[Problem statement] For the word "RESIN", count the lines below that contain it. Give the number alone.

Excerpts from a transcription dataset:
========================================

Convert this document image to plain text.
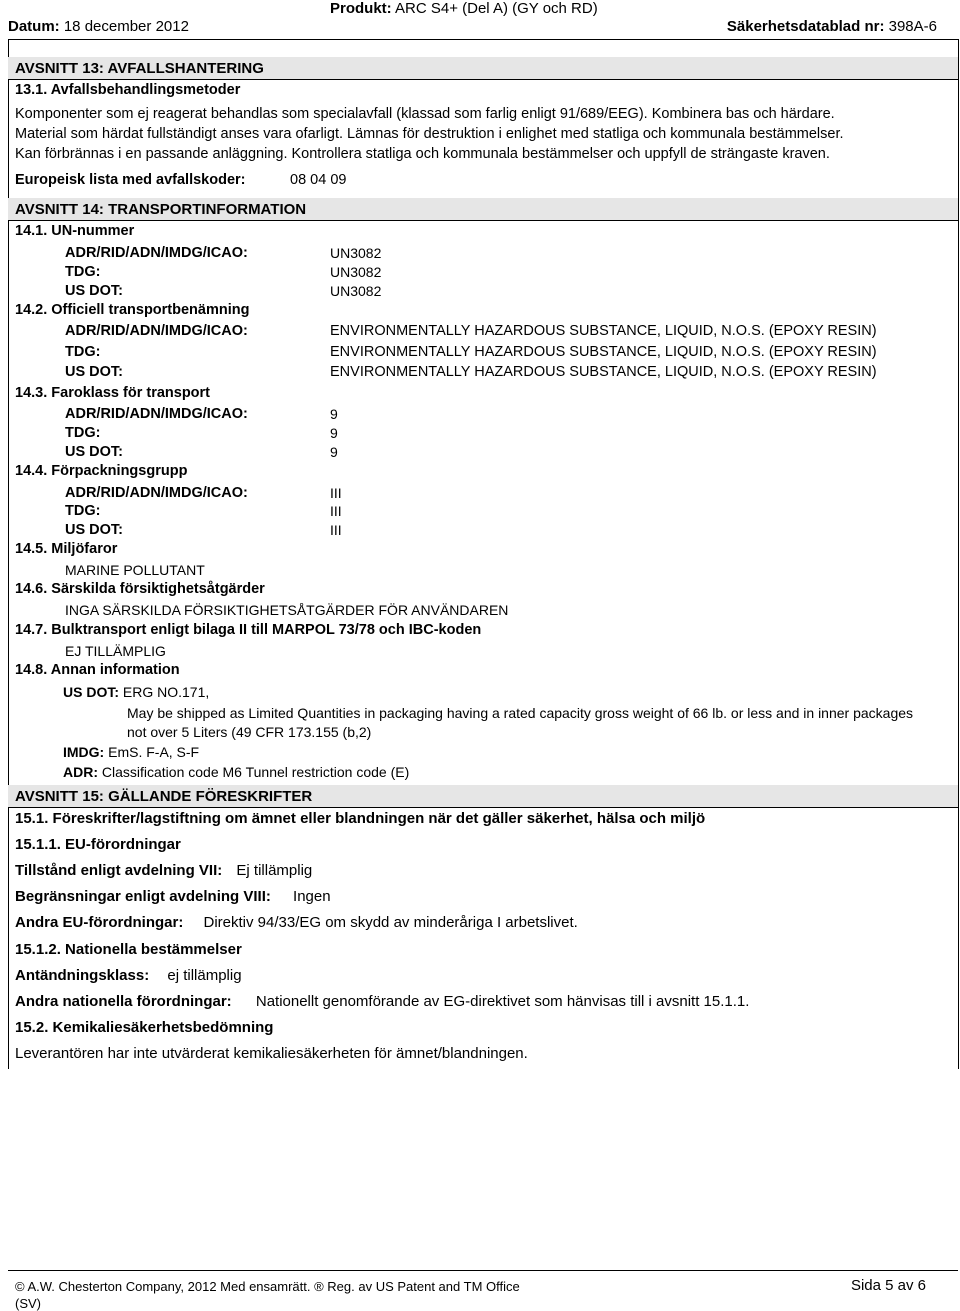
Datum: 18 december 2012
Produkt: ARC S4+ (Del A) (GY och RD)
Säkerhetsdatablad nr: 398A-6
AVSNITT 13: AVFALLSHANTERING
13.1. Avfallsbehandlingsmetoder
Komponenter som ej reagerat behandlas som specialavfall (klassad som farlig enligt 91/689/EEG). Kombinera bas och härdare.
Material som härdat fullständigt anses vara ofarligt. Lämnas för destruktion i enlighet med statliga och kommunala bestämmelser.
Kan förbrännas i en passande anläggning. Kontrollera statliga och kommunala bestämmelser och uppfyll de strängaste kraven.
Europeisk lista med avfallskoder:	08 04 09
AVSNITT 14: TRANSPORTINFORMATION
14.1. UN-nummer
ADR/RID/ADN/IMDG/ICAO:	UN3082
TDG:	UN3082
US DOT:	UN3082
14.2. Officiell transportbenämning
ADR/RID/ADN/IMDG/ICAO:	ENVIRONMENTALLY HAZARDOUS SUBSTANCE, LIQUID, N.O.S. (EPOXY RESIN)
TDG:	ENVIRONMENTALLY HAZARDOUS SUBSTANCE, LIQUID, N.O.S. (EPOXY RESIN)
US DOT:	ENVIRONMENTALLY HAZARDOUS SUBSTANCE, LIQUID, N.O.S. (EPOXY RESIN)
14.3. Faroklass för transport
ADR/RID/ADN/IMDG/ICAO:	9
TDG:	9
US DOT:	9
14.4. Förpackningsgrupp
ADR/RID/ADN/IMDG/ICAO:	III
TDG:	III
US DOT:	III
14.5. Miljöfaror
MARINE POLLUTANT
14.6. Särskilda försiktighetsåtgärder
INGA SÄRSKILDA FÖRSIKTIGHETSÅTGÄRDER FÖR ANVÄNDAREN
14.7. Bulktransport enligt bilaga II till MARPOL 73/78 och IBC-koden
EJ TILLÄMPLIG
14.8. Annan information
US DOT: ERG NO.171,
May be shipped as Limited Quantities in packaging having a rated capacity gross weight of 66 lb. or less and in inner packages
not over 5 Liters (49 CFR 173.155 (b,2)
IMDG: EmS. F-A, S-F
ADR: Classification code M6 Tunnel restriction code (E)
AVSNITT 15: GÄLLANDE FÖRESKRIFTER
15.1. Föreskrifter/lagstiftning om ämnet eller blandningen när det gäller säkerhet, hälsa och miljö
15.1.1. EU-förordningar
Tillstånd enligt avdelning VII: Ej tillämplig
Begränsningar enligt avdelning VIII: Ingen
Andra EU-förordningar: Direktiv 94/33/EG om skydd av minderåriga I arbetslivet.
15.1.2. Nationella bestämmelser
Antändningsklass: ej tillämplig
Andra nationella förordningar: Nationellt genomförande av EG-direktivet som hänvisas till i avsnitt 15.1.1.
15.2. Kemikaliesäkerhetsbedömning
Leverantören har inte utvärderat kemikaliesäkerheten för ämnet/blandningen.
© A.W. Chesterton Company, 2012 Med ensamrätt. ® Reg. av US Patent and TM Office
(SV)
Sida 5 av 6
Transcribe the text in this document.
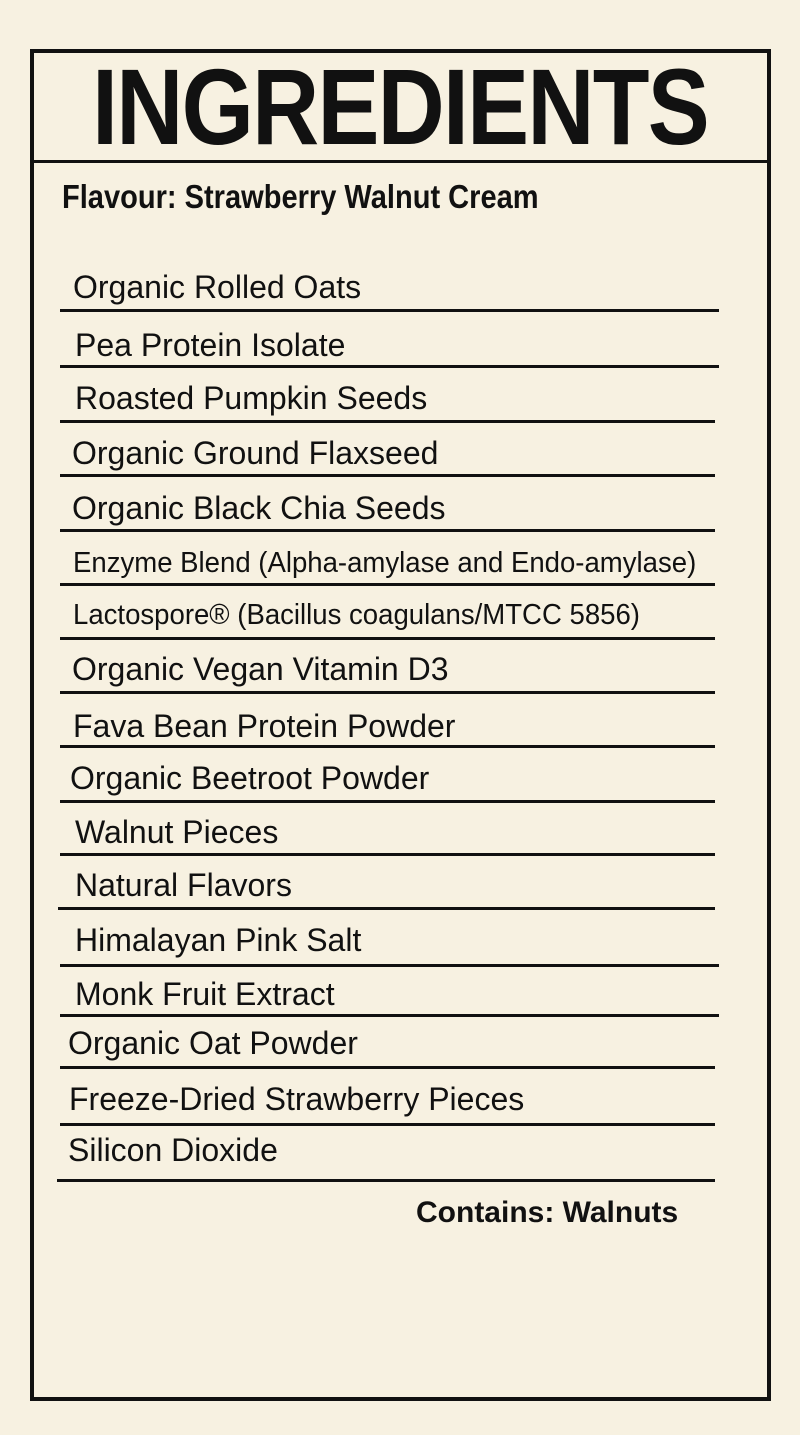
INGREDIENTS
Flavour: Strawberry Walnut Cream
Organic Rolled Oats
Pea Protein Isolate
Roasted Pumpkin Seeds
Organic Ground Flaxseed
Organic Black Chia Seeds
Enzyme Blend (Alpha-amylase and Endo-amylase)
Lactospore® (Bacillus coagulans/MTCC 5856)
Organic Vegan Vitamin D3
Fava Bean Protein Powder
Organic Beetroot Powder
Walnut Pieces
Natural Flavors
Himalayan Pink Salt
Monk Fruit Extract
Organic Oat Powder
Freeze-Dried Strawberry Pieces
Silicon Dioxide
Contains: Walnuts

========================================

[Expected answer] 3